**Work to be completed**
Could you copy every line from the material below in which "subtitle" appears?

**Task inputs**
◆ ◆ ◆ ◆ ◆

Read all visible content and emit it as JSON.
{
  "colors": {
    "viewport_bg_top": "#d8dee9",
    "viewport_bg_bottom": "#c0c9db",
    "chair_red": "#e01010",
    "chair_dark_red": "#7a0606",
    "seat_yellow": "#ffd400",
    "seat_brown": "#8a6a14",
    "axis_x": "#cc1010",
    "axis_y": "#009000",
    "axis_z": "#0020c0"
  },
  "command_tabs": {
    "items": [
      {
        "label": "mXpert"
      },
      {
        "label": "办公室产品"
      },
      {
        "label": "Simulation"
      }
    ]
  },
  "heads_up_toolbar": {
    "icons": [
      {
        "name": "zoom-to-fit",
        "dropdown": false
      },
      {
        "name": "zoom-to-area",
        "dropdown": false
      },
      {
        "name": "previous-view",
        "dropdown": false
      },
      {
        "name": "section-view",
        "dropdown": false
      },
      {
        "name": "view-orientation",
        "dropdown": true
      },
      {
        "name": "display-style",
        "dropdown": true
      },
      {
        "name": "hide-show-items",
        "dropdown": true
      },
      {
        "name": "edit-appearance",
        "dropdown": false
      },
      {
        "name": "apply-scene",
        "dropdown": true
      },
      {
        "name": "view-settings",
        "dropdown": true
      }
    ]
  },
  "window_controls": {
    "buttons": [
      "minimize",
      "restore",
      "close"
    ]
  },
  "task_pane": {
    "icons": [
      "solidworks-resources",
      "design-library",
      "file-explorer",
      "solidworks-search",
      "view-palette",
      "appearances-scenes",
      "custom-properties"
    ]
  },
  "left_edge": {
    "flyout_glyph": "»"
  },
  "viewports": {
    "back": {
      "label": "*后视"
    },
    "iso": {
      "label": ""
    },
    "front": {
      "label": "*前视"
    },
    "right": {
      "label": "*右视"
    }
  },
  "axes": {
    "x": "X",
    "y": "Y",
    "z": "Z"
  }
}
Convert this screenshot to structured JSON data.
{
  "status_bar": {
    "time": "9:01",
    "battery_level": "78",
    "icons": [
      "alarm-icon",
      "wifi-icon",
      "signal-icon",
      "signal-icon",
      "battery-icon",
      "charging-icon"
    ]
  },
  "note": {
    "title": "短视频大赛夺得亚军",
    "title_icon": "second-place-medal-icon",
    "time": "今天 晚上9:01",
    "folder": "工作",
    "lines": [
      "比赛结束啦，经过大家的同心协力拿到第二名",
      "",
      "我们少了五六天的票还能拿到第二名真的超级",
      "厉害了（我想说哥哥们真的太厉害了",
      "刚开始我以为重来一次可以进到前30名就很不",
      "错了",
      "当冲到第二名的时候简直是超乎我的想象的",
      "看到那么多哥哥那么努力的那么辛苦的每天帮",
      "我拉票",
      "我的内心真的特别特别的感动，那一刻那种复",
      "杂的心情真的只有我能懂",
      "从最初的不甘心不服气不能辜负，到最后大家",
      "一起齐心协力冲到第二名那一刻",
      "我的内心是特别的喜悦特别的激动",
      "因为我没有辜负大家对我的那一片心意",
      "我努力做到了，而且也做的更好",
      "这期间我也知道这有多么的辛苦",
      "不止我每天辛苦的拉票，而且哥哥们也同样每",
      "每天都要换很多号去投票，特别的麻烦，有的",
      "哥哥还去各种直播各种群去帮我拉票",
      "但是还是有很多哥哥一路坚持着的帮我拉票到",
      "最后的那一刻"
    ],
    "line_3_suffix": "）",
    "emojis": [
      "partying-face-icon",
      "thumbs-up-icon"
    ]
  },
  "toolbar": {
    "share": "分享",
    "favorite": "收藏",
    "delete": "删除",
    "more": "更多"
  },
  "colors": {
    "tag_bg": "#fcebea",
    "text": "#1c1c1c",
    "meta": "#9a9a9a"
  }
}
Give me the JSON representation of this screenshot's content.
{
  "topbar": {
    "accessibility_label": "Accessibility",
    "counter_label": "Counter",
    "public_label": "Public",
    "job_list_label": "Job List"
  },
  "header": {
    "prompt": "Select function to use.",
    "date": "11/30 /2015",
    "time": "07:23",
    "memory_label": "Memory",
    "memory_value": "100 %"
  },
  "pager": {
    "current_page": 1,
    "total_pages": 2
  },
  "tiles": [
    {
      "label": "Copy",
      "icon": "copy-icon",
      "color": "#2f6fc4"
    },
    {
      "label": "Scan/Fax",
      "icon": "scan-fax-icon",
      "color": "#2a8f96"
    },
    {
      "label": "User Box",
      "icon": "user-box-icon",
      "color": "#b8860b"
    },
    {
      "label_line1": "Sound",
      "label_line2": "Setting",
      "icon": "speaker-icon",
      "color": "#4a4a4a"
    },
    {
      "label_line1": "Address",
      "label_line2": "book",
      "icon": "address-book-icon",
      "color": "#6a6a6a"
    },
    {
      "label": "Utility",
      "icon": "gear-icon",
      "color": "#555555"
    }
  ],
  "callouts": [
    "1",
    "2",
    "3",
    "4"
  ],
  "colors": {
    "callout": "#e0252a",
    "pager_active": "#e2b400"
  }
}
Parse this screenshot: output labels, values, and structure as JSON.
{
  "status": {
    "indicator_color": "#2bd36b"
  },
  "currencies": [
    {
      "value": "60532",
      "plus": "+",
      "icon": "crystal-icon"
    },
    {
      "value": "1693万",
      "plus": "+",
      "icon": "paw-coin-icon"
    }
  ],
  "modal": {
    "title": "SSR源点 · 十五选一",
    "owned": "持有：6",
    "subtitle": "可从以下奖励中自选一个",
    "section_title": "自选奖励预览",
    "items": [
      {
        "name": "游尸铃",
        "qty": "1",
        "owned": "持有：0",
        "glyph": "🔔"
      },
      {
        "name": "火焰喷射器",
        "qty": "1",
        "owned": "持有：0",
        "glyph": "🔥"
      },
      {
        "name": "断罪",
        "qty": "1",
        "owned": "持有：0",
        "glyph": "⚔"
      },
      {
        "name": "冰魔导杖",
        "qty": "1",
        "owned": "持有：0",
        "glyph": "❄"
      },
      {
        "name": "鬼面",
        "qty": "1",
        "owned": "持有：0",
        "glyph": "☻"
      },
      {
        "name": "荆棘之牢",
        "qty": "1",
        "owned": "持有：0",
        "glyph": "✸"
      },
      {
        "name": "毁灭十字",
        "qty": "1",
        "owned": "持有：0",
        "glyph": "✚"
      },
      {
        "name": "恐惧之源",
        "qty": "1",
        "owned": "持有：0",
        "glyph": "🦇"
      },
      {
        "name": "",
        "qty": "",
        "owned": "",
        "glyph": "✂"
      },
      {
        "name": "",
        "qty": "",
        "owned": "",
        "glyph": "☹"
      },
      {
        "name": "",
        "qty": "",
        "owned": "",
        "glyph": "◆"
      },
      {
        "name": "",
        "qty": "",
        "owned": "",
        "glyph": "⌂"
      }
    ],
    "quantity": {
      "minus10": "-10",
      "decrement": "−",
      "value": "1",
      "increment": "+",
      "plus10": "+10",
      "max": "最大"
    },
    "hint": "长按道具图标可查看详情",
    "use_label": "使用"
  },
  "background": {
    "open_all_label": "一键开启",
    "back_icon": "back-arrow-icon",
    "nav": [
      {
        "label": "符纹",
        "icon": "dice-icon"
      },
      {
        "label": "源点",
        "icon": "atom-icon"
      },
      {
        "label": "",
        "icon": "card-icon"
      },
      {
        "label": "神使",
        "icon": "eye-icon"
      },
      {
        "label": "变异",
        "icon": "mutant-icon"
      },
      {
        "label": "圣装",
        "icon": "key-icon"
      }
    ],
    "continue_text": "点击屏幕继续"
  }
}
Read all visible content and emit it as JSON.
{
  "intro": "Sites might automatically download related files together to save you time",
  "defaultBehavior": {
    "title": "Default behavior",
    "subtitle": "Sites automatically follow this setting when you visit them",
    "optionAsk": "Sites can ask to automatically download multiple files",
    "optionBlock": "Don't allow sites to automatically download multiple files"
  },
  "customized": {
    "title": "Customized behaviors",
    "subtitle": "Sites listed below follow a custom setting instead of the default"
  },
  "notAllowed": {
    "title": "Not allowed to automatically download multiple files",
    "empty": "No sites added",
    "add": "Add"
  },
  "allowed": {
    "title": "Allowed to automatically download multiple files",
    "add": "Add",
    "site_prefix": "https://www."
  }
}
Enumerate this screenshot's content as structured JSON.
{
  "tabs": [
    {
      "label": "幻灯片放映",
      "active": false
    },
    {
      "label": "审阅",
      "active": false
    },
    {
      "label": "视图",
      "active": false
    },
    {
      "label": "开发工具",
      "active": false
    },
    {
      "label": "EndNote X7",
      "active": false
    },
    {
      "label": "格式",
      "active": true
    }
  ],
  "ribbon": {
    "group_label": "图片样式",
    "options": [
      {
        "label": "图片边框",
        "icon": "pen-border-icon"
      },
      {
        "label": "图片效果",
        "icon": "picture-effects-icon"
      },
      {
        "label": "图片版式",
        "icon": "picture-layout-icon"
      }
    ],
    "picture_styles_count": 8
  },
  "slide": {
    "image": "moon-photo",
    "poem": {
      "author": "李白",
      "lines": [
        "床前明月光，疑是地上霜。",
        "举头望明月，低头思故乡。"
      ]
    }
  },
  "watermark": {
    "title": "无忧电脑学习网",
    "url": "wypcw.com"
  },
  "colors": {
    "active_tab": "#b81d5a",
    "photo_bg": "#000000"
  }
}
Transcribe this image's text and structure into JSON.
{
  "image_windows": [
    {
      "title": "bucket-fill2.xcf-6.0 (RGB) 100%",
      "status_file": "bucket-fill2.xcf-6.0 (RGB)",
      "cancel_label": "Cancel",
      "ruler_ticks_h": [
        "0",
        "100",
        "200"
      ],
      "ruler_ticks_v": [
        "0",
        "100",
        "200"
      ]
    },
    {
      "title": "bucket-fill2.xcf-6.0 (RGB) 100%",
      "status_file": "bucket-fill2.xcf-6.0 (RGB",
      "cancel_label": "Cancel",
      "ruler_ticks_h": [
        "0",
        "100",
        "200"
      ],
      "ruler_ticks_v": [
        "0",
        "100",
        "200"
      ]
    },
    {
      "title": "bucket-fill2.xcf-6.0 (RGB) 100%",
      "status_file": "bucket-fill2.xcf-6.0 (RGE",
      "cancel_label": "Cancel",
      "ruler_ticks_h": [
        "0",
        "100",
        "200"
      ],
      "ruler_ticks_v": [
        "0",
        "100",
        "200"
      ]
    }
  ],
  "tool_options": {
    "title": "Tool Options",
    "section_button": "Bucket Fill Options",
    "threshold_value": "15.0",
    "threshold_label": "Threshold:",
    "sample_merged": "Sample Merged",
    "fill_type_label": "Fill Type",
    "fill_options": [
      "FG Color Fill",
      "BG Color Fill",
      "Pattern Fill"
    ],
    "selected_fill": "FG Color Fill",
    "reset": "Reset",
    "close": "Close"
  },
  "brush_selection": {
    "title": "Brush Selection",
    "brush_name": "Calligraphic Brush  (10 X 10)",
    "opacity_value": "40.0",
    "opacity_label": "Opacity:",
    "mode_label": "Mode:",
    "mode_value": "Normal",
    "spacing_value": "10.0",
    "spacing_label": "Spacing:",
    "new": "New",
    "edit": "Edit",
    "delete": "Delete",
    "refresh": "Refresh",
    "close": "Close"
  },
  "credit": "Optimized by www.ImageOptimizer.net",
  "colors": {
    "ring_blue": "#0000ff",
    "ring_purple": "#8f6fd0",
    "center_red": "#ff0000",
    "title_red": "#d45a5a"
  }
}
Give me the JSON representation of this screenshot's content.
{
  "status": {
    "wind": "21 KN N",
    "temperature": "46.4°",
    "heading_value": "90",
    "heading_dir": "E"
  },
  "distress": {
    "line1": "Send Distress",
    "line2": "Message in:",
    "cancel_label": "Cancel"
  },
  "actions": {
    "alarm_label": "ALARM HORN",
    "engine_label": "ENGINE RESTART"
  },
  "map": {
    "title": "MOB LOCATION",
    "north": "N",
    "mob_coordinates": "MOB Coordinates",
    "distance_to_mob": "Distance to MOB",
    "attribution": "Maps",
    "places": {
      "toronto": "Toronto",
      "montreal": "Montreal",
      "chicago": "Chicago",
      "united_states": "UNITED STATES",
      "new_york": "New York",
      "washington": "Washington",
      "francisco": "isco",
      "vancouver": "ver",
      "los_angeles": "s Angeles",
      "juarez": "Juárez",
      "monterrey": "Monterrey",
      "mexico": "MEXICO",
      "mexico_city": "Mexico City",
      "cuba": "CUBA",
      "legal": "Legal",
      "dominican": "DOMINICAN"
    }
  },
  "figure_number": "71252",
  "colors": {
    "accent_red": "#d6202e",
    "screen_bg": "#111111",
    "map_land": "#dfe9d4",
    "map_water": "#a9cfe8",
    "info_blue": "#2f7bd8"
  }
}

◆ ◆ ◆ ◆ ◆

**Output of the task**
    "subtitle": "可从以下奖励中自选一个",
    "subtitle": "Sites automatically follow this setting when you visit them",
    "subtitle": "Sites listed below follow a custom setting instead of the default"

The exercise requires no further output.